Requirements
Restate the material word for word and leave out anything that is a picture.

Data entries
┏━━

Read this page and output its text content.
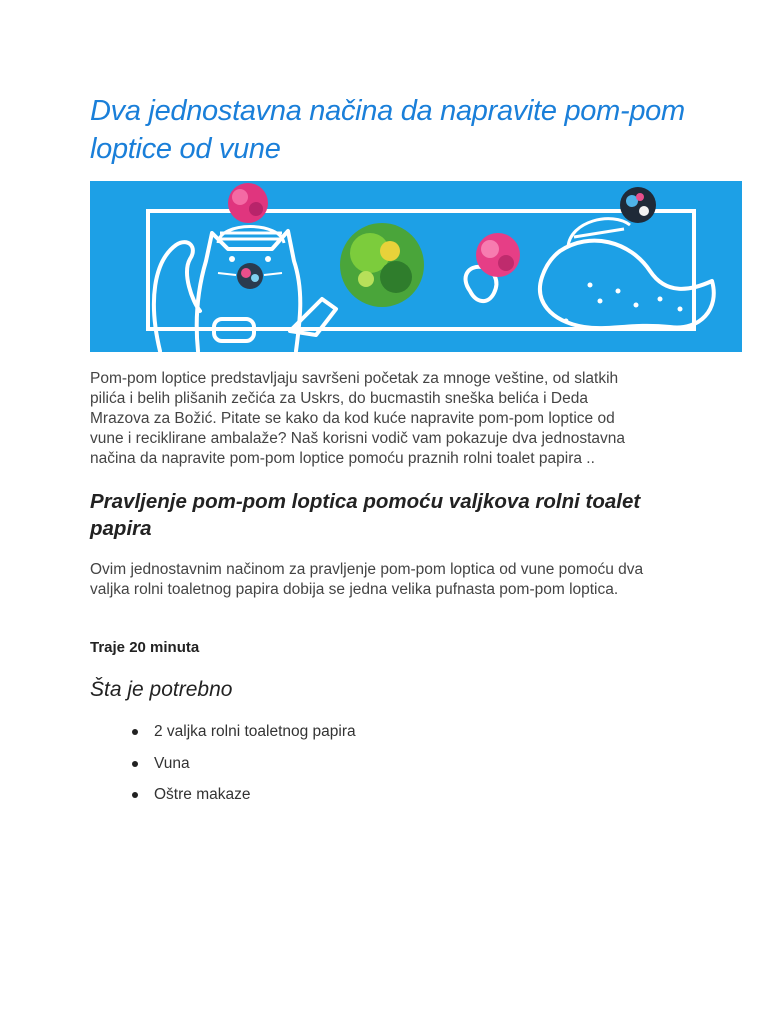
Dva jednostavna načina da napravite pom-pom loptice od vune

Pom-pom loptice predstavljaju savršeni početak za mnoge veštine, od slatkih pilića i belih plišanih zečića za Uskrs, do bucmastih sneška belića i Deda Mrazova za Božić. Pitate se kako da kod kuće napravite pom-pom loptice od vune i reciklirane ambalaže? Naš korisni vodič vam pokazuje dva jednostavna načina da napravite pom-pom loptice pomoću praznih rolni toalet papira ..

Pravljenje pom-pom loptica pomoću valjkova rolni toalet papira

Ovim jednostavnim načinom za pravljenje pom-pom loptica od vune pomoću dva valjka rolni toaletnog papira dobija se jedna velika pufnasta pom-pom loptica.

Traje 20 minuta

Šta je potrebno
2 valjka rolni toaletnog papira
Vuna
Oštre makaze
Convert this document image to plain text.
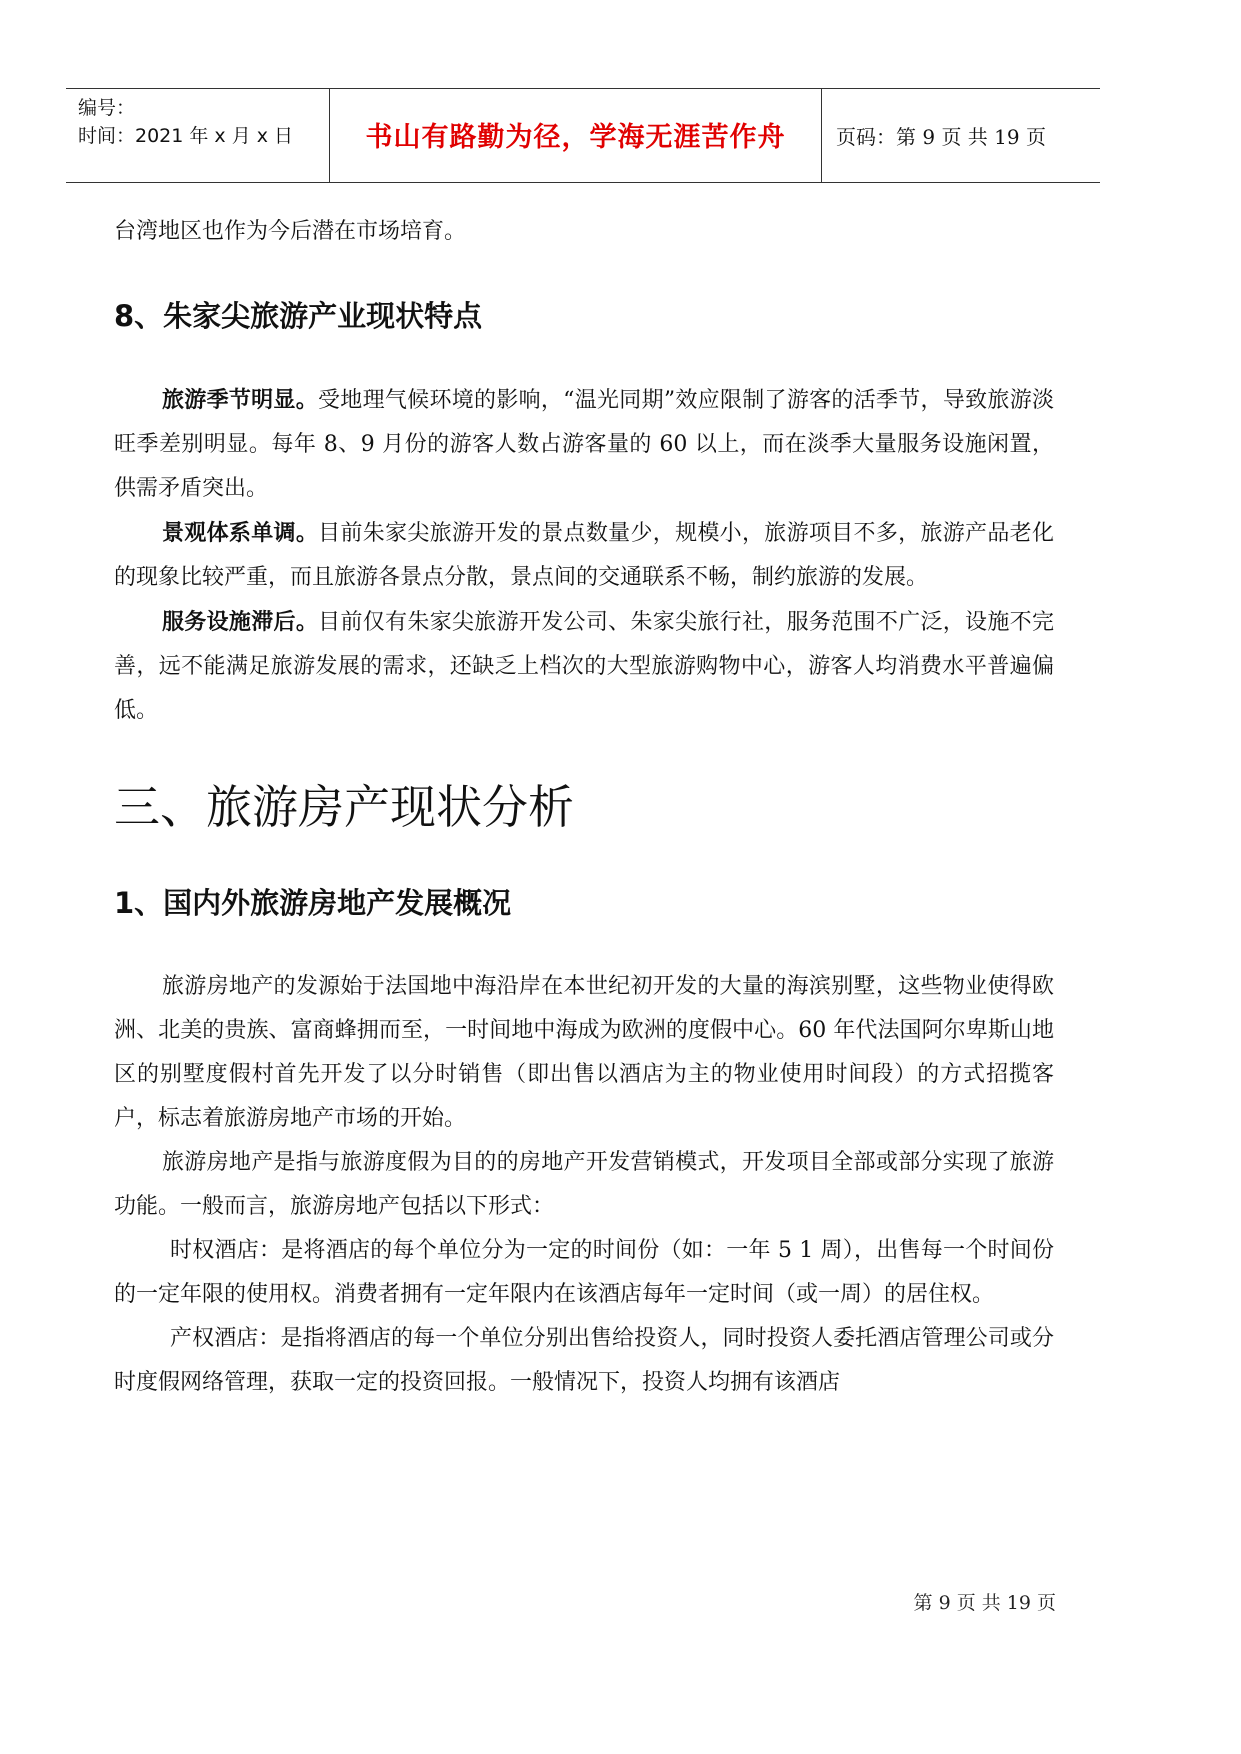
编号：
时间：2021 年 x 月 x 日	书山有路勤为径，学海无涯苦作舟	页码：第 9 页 共 19 页

台湾地区也作为今后潜在市场培育。

8、朱家尖旅游产业现状特点

旅游季节明显。受地理气候环境的影响，“温光同期”效应限制了游客的活季节，导致旅游淡旺季差别明显。每年 8、9 月份的游客人数占游客量的 60 以上，而在淡季大量服务设施闲置，供需矛盾突出。

景观体系单调。目前朱家尖旅游开发的景点数量少，规模小，旅游项目不多，旅游产品老化的现象比较严重，而且旅游各景点分散，景点间的交通联系不畅，制约旅游的发展。

服务设施滞后。目前仅有朱家尖旅游开发公司、朱家尖旅行社，服务范围不广泛，设施不完善，远不能满足旅游发展的需求，还缺乏上档次的大型旅游购物中心，游客人均消费水平普遍偏低。

三、旅游房产现状分析
1、国内外旅游房地产发展概况

旅游房地产的发源始于法国地中海沿岸在本世纪初开发的大量的海滨别墅，这些物业使得欧洲、北美的贵族、富商蜂拥而至，一时间地中海成为欧洲的度假中心。60 年代法国阿尔卑斯山地区的别墅度假村首先开发了以分时销售（即出售以酒店为主的物业使用时间段）的方式招揽客户，标志着旅游房地产市场的开始。

旅游房地产是指与旅游度假为目的的房地产开发营销模式，开发项目全部或部分实现了旅游功能。一般而言，旅游房地产包括以下形式：

时权酒店：是将酒店的每个单位分为一定的时间份（如：一年 5 1 周），出售每一个时间份的一定年限的使用权。消费者拥有一定年限内在该酒店每年一定时间（或一周）的居住权。

产权酒店：是指将酒店的每一个单位分别出售给投资人，同时投资人委托酒店管理公司或分时度假网络管理，获取一定的投资回报。一般情况下，投资人均拥有该酒店

第 9 页 共 19 页
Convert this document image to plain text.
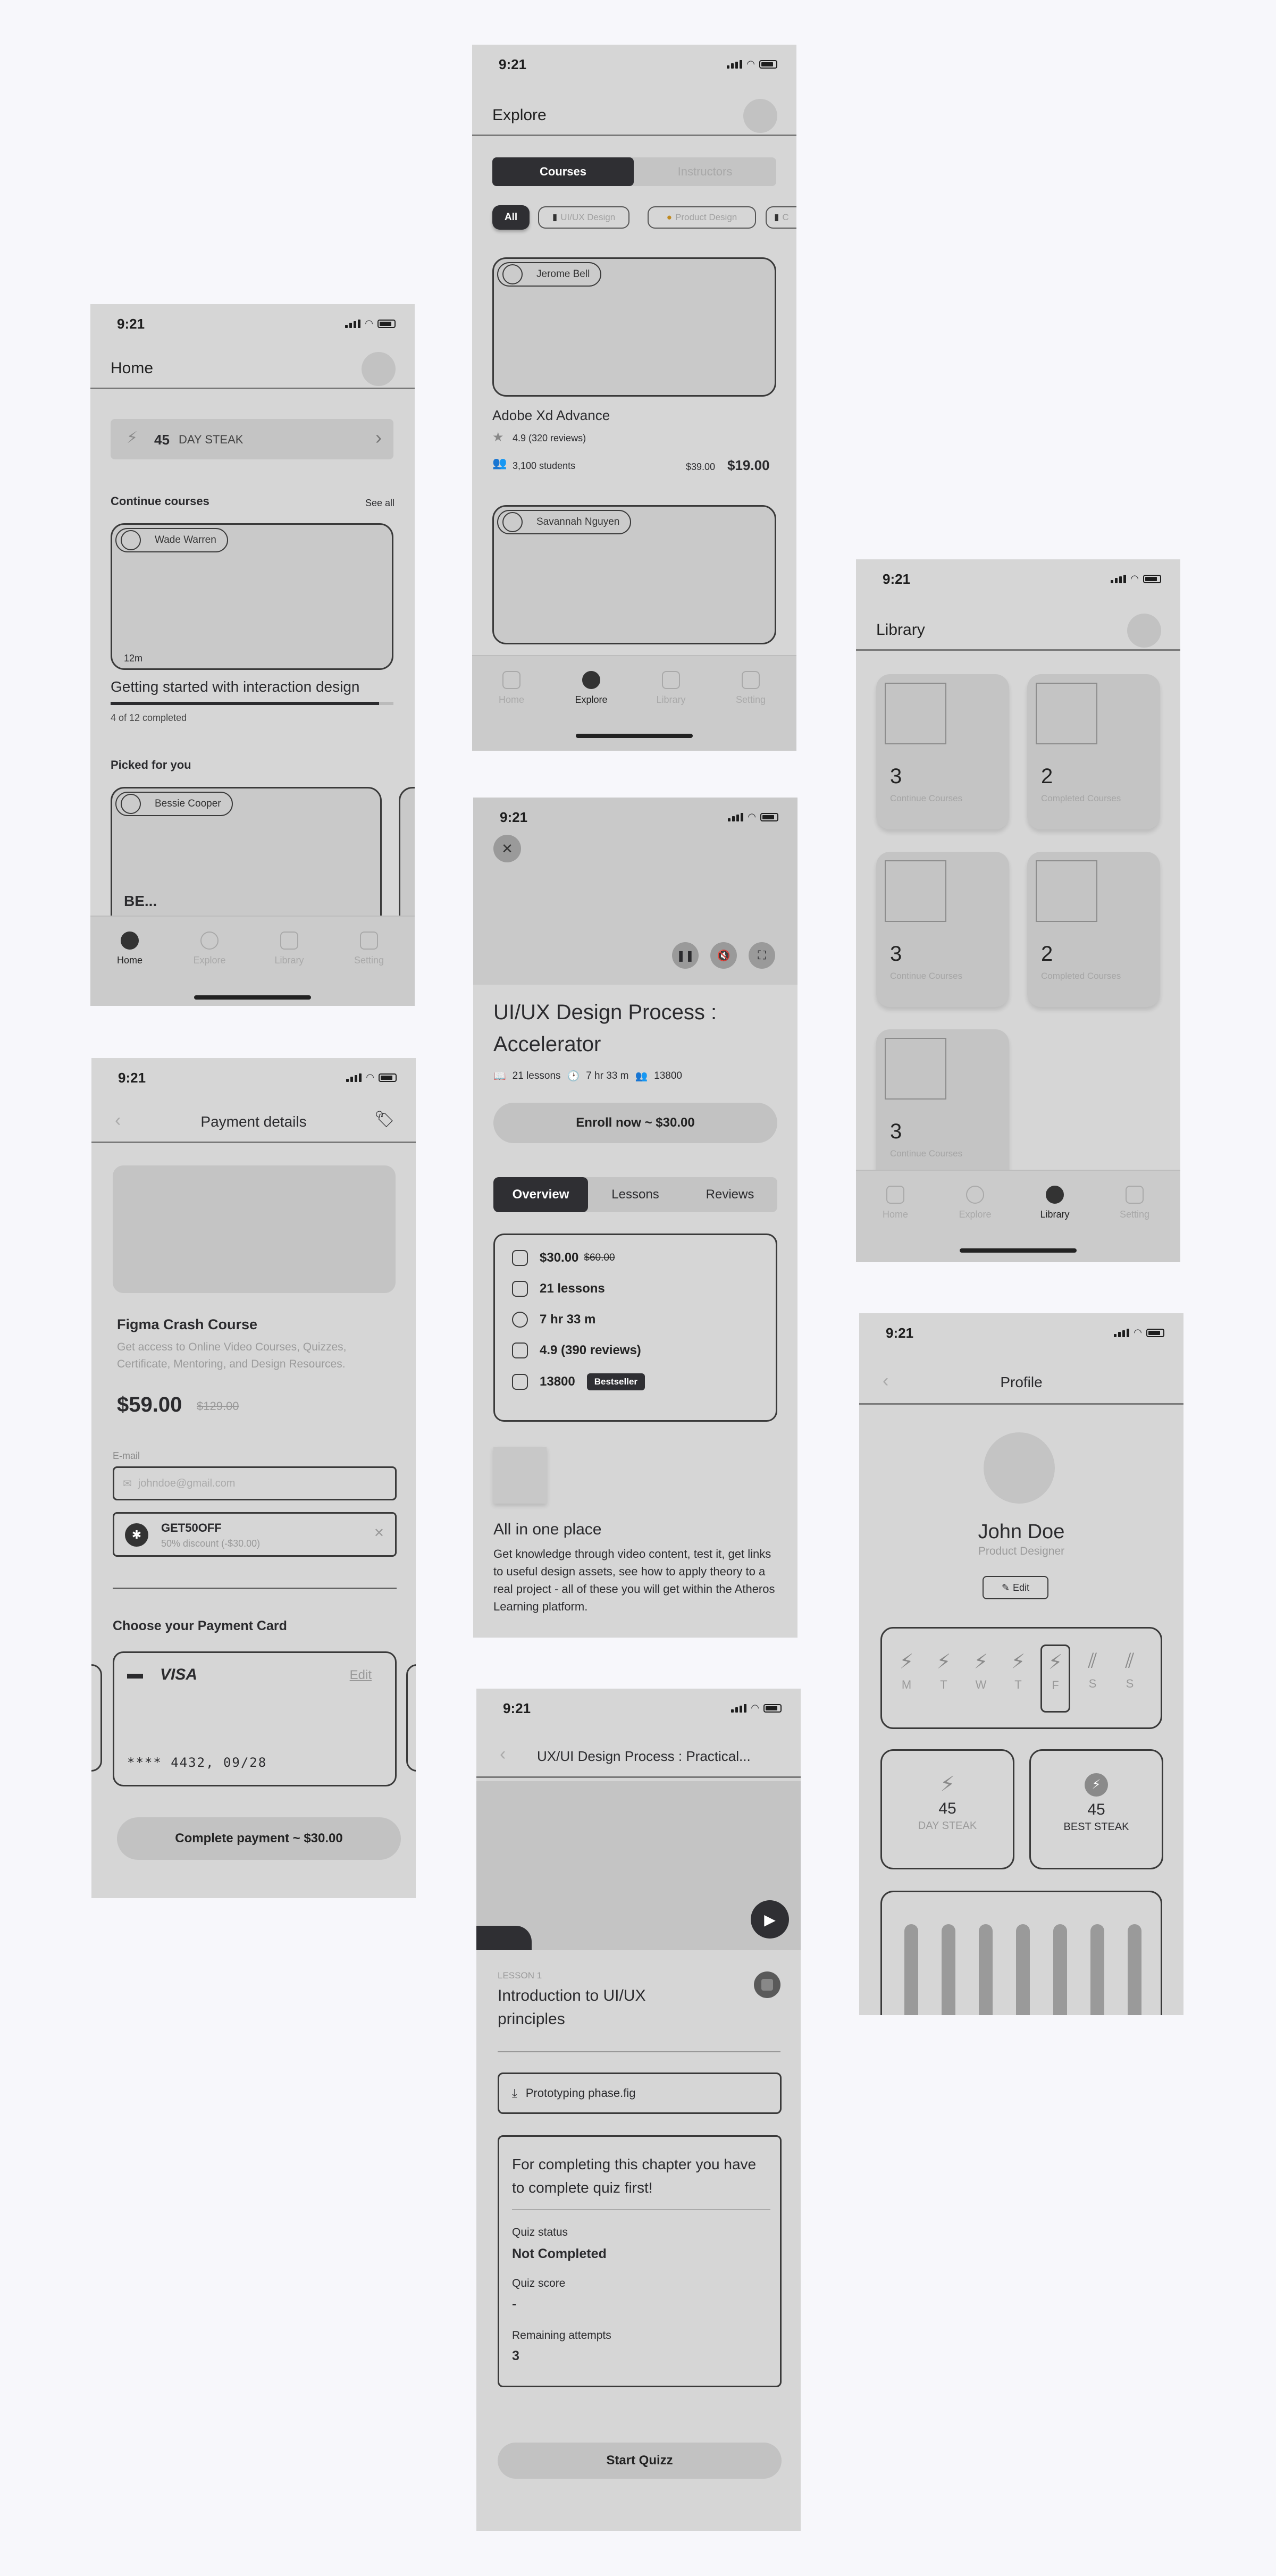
9:21	◠
Home
⚡ 45 DAY STEAK	›
Continue courses	See all
Wade Warren
12m
Getting started with interaction design
4 of 12 completed
Picked for you
Bessie Cooper
BE...
Home	Explore	Library	Setting
9:21	◠
Explore
Courses	Instructors
All	▮ UI/UX Design	● Product Design	▮ C
Jerome Bell
Adobe Xd Advance
★ 4.9 (320 reviews)
👥 3,100 students	$39.00 $19.00
Savannah Nguyen
Home	Explore	Library	Setting
9:21	◠
Library
3
Continue Courses
2
Completed Courses
3
Continue Courses
2
Completed Courses
3
Continue Courses
Home	Explore	Library	Setting
9:21	◠
✕
❚❚	🔇	⛶
UI/UX Design Process :
Accelerator
📖 21 lessons 🕑 7 hr 33 m 👥 13800
Enroll now ~ $30.00
Overview	Lessons	Reviews
$30.00 $60.00
21 lessons
7 hr 33 m
4.9 (390 reviews)
13800	Bestseller
All in one place
Get knowledge through video content, test it, get links to useful design assets, see how to apply theory to a real project - all of these you will get within the Atheros Learning platform.
9:21	◠
‹	Payment details	🏷
Figma Crash Course
Get access to Online Video Courses, Quizzes, Certificate, Mentoring, and Design Resources.
$59.00 $129.00
E-mail
✉ johndoe@gmail.com
✱
GET50OFF
50% discount (-$30.00)
✕
Choose your Payment Card
▬ VISA	Edit
**** 4432, 09/28
Complete payment ~ $30.00
9:21	◠
‹	Profile
John Doe
Product Designer
✎ Edit
⚡
M
⚡
T
⚡
W
⚡
T
⚡
F
⫽
S
⫽
S
⚡
45
DAY STEAK
⚡
45
BEST STEAK
9:21	◠
‹ UX/UI Design Process : Practical...
▶
LESSON 1
Introduction to UI/UX
principles
⤓ Prototyping phase.fig
For completing this chapter you have to complete quiz first!
Quiz status
Not Completed
Quiz score
-
Remaining attempts
3
Start Quizz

┗━━

Solution to the exercise
Read this page and output its text content.
Dva jednostavna načina da napravite pom-pom loptice od vune

Pom-pom loptice predstavljaju savršeni početak za mnoge veštine, od slatkih pilića i belih plišanih zečića za Uskrs, do bucmastih sneška belića i Deda Mrazova za Božić. Pitate se kako da kod kuće napravite pom-pom loptice od vune i reciklirane ambalaže? Naš korisni vodič vam pokazuje dva jednostavna načina da napravite pom-pom loptice pomoću praznih rolni toalet papira ..

Pravljenje pom-pom loptica pomoću valjkova rolni toalet papira

Ovim jednostavnim načinom za pravljenje pom-pom loptica od vune pomoću dva valjka rolni toaletnog papira dobija se jedna velika pufnasta pom-pom loptica.

Traje 20 minuta

Šta je potrebno
2 valjka rolni toaletnog papira
Vuna
Oštre makaze
Convert this document image to plain text.
编号：
时间：2021 年 x 月 x 日	书山有路勤为径，学海无涯苦作舟	页码：第 9 页 共 19 页

台湾地区也作为今后潜在市场培育。

8、朱家尖旅游产业现状特点

旅游季节明显。受地理气候环境的影响，“温光同期”效应限制了游客的活季节，导致旅游淡旺季差别明显。每年 8、9 月份的游客人数占游客量的 60 以上，而在淡季大量服务设施闲置，供需矛盾突出。

景观体系单调。目前朱家尖旅游开发的景点数量少，规模小，旅游项目不多，旅游产品老化的现象比较严重，而且旅游各景点分散，景点间的交通联系不畅，制约旅游的发展。

服务设施滞后。目前仅有朱家尖旅游开发公司、朱家尖旅行社，服务范围不广泛，设施不完善，远不能满足旅游发展的需求，还缺乏上档次的大型旅游购物中心，游客人均消费水平普遍偏低。

三、旅游房产现状分析
1、国内外旅游房地产发展概况

旅游房地产的发源始于法国地中海沿岸在本世纪初开发的大量的海滨别墅，这些物业使得欧洲、北美的贵族、富商蜂拥而至，一时间地中海成为欧洲的度假中心。60 年代法国阿尔卑斯山地区的别墅度假村首先开发了以分时销售（即出售以酒店为主的物业使用时间段）的方式招揽客户，标志着旅游房地产市场的开始。

旅游房地产是指与旅游度假为目的的房地产开发营销模式，开发项目全部或部分实现了旅游功能。一般而言，旅游房地产包括以下形式：

时权酒店：是将酒店的每个单位分为一定的时间份（如：一年 5 1 周），出售每一个时间份的一定年限的使用权。消费者拥有一定年限内在该酒店每年一定时间（或一周）的居住权。

产权酒店：是指将酒店的每一个单位分别出售给投资人，同时投资人委托酒店管理公司或分时度假网络管理，获取一定的投资回报。一般情况下，投资人均拥有该酒店

第 9 页 共 19 页
Convert this document image to plain text.
9:21	◠
Home
⚡ 45 DAY STEAK	›
Continue courses	See all
Wade Warren
12m
Getting started with interaction design
4 of 12 completed
Picked for you
Bessie Cooper
BE...
Home	Explore	Library	Setting
9:21	◠
Explore
Courses	Instructors
All	▮ UI/UX Design	● Product Design	▮ C
Jerome Bell
Adobe Xd Advance
★ 4.9 (320 reviews)
👥 3,100 students	$39.00 $19.00
Savannah Nguyen
Home	Explore	Library	Setting
9:21	◠
Library
3
Continue Courses
2
Completed Courses
3
Continue Courses
2
Completed Courses
3
Continue Courses
Home	Explore	Library	Setting
9:21	◠
✕
❚❚	🔇	⛶
UI/UX Design Process :
Accelerator
📖 21 lessons 🕑 7 hr 33 m 👥 13800
Enroll now ~ $30.00
Overview	Lessons	Reviews
$30.00 $60.00
21 lessons
7 hr 33 m
4.9 (390 reviews)
13800	Bestseller
All in one place
Get knowledge through video content, test it, get links to useful design assets, see how to apply theory to a real project - all of these you will get within the Atheros Learning platform.
9:21	◠
‹	Payment details	🏷
Figma Crash Course
Get access to Online Video Courses, Quizzes, Certificate, Mentoring, and Design Resources.
$59.00 $129.00
E-mail
✉ johndoe@gmail.com
✱
GET50OFF
50% discount (-$30.00)
✕
Choose your Payment Card
▬ VISA	Edit
**** 4432, 09/28
Complete payment ~ $30.00
9:21	◠
‹	Profile
John Doe
Product Designer
✎ Edit
⚡
M
⚡
T
⚡
W
⚡
T
⚡
F
⫽
S
⫽
S
⚡
45
DAY STEAK
⚡
45
BEST STEAK
9:21	◠
‹ UX/UI Design Process : Practical...
▶
LESSON 1
Introduction to UI/UX
principles
⤓ Prototyping phase.fig
For completing this chapter you have to complete quiz first!
Quiz status
Not Completed
Quiz score
-
Remaining attempts
3
Start Quizz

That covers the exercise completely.